== Exercise aim ==
Search the records below for the word "ITALIA". Pull out each line that has it.

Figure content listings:
● ● ● ●

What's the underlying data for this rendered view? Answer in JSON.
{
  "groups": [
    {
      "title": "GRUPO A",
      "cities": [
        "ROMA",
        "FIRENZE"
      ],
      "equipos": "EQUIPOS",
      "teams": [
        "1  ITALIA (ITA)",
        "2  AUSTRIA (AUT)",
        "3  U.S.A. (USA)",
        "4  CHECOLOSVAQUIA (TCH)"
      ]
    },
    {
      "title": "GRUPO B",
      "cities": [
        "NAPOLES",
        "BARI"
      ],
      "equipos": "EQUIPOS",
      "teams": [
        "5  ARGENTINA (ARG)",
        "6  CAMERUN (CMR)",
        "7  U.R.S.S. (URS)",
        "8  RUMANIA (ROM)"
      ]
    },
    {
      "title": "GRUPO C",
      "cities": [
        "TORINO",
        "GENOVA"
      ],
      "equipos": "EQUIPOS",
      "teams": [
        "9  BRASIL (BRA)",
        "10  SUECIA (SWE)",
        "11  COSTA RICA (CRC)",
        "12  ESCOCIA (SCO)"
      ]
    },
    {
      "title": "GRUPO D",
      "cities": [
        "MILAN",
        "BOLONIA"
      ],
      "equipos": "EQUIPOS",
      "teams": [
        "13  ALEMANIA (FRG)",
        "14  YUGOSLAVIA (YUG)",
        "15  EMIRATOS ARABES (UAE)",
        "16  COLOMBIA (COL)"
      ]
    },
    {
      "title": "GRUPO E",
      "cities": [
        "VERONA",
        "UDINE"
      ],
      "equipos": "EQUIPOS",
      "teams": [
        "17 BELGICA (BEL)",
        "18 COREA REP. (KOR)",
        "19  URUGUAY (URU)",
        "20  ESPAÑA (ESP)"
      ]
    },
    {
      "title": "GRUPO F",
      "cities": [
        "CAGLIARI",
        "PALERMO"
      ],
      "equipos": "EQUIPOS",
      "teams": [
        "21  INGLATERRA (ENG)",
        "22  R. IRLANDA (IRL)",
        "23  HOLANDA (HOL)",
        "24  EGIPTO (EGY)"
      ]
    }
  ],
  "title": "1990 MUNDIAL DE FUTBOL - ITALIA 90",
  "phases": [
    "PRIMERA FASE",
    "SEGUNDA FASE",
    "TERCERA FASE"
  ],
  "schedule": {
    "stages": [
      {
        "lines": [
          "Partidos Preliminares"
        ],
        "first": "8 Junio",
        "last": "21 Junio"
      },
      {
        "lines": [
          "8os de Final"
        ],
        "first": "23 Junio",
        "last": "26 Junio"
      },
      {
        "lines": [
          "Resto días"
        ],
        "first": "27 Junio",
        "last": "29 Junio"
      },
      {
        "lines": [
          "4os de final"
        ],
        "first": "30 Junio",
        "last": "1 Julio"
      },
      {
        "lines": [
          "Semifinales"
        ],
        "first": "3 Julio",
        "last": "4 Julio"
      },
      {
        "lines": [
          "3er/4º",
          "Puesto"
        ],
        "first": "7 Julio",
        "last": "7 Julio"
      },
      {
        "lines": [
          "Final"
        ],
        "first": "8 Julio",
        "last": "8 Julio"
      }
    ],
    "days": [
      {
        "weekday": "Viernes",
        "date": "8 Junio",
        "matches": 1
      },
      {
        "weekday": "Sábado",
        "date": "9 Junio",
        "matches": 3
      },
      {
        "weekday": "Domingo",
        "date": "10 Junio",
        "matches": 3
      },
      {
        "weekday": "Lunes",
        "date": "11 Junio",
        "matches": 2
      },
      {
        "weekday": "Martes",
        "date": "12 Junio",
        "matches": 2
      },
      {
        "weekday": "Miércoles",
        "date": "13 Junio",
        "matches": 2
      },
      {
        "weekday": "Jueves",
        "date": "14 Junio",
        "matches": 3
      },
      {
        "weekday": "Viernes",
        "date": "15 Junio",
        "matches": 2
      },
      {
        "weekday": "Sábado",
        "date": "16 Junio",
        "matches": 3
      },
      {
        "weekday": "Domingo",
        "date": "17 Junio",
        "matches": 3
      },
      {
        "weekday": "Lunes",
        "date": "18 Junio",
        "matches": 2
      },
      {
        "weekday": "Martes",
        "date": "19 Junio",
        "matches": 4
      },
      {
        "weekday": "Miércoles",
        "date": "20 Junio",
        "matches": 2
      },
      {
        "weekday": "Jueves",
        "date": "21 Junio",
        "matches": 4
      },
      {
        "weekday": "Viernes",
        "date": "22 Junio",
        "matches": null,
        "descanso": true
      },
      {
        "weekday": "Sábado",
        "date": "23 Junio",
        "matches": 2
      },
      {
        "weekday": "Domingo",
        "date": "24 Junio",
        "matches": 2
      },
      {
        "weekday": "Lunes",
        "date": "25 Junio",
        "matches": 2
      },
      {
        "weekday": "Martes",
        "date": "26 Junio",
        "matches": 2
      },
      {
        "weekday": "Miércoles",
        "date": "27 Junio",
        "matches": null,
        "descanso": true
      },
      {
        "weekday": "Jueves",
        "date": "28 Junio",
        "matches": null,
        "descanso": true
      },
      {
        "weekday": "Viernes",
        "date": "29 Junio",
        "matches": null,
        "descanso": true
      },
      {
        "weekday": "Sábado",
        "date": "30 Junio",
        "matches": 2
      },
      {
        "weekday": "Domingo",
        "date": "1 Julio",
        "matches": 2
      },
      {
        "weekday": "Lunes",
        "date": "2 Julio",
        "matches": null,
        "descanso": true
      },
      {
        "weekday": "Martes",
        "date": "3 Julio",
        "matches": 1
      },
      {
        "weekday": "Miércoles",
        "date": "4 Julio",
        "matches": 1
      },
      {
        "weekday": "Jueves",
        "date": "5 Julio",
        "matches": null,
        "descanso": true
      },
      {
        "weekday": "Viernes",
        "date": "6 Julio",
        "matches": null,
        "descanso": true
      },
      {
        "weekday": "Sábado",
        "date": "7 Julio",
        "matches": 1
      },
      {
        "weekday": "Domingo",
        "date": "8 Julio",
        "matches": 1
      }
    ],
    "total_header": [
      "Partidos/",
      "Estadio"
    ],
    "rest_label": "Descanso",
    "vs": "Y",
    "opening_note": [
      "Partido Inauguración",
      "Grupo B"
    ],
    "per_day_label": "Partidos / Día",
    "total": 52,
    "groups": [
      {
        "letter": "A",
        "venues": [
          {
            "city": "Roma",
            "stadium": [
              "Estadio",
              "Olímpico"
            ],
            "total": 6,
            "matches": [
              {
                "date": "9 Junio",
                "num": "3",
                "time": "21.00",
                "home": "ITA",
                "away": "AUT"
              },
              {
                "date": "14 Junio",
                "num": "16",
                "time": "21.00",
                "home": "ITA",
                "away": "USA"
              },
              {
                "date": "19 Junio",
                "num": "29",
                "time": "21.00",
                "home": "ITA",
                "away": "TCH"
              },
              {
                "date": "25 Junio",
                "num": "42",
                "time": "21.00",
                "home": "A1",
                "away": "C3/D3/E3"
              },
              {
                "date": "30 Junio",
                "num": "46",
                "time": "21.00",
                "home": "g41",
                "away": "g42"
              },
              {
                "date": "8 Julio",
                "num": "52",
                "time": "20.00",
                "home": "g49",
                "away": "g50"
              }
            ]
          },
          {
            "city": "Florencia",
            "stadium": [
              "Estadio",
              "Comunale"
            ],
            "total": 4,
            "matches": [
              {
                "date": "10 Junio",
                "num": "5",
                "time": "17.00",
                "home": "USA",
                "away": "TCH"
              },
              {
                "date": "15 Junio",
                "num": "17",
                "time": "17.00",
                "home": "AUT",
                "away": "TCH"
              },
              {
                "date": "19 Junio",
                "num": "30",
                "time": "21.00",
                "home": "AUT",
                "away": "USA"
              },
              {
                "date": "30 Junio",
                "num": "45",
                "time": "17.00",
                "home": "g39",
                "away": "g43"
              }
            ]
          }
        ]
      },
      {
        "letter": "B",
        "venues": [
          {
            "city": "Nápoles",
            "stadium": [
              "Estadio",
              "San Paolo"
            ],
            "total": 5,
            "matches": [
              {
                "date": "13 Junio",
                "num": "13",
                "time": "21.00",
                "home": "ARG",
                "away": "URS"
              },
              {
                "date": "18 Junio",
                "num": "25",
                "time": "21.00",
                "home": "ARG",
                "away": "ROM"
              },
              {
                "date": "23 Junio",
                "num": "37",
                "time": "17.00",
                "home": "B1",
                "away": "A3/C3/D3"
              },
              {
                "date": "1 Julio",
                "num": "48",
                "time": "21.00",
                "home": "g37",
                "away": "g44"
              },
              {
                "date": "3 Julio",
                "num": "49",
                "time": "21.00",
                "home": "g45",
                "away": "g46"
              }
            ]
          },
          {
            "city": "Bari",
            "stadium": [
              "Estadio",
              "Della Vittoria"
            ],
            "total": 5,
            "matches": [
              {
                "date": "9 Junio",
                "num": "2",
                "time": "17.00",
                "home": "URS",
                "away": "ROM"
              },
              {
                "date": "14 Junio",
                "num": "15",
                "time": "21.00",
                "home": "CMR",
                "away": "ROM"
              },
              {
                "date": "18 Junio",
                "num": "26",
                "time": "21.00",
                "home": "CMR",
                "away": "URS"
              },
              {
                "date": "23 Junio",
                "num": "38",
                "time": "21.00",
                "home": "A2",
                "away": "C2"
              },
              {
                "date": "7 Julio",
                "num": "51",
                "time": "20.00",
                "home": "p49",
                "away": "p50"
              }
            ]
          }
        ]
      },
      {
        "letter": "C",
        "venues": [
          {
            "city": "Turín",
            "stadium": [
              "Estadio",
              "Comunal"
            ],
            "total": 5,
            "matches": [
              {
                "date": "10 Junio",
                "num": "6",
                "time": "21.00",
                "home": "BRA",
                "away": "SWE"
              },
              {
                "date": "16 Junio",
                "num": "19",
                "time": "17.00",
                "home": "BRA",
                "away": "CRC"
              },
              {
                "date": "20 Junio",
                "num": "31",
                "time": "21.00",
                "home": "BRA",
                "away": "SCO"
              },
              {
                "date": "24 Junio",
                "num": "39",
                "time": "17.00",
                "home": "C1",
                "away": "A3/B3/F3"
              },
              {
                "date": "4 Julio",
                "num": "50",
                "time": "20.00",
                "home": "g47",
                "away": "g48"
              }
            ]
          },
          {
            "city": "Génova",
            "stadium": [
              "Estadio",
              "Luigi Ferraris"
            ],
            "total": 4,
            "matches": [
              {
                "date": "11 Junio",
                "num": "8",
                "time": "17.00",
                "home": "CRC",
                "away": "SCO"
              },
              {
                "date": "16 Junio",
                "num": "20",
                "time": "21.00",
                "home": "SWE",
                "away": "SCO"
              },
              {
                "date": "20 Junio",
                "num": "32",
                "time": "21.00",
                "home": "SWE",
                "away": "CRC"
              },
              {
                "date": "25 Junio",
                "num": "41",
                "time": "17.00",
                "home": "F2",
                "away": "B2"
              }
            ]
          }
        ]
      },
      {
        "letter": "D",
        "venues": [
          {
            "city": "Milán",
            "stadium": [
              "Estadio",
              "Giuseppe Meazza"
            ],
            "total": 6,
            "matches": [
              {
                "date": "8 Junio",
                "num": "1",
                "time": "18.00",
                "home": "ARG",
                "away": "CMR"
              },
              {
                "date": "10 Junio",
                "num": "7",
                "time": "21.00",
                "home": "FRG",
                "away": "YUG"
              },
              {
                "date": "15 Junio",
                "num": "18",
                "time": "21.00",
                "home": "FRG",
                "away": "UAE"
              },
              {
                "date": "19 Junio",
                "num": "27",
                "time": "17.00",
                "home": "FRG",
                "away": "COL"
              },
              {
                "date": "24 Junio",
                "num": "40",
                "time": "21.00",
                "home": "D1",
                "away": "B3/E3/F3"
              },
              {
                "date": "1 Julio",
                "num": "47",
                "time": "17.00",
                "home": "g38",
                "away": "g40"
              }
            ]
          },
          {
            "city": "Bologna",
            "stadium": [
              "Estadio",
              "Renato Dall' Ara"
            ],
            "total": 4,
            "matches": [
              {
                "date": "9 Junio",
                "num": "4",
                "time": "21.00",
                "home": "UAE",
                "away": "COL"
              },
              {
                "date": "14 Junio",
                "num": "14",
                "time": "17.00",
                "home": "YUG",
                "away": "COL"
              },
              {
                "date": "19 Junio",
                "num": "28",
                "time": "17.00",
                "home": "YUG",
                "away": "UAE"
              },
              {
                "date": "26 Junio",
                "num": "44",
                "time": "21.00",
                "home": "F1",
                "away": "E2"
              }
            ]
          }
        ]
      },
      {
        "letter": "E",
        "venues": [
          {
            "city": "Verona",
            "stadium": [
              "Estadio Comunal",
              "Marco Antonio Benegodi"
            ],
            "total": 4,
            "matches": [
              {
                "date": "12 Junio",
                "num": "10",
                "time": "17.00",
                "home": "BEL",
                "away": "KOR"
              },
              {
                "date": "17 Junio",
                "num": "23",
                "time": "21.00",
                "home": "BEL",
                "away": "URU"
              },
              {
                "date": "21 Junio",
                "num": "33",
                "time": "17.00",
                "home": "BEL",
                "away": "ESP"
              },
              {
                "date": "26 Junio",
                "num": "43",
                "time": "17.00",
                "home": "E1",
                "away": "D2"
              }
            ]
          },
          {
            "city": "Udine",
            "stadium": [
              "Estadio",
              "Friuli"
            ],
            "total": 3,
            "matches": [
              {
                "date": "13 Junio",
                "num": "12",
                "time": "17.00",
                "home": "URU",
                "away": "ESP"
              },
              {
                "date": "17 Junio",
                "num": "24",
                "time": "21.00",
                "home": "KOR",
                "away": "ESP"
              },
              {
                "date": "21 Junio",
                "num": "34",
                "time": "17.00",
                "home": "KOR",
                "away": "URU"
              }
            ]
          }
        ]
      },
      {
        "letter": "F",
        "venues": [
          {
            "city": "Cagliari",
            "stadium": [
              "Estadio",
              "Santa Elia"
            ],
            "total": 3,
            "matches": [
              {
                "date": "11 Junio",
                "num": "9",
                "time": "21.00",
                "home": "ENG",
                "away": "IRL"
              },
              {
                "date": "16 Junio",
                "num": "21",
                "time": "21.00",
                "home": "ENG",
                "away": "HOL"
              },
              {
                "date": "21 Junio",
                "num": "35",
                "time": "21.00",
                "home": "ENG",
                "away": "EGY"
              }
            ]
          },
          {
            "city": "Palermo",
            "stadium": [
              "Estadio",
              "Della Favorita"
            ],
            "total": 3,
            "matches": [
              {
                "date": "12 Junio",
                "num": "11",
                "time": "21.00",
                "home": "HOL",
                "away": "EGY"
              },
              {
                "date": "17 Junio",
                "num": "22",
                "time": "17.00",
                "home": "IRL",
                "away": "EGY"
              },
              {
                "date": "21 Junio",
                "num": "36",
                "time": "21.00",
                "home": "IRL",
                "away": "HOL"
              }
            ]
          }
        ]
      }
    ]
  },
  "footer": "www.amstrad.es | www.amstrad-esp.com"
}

● ● ● ●

== Output of the exercise ==
        "1  ITALIA (ITA)",
  "title": "1990 MUNDIAL DE FUTBOL - ITALIA 90",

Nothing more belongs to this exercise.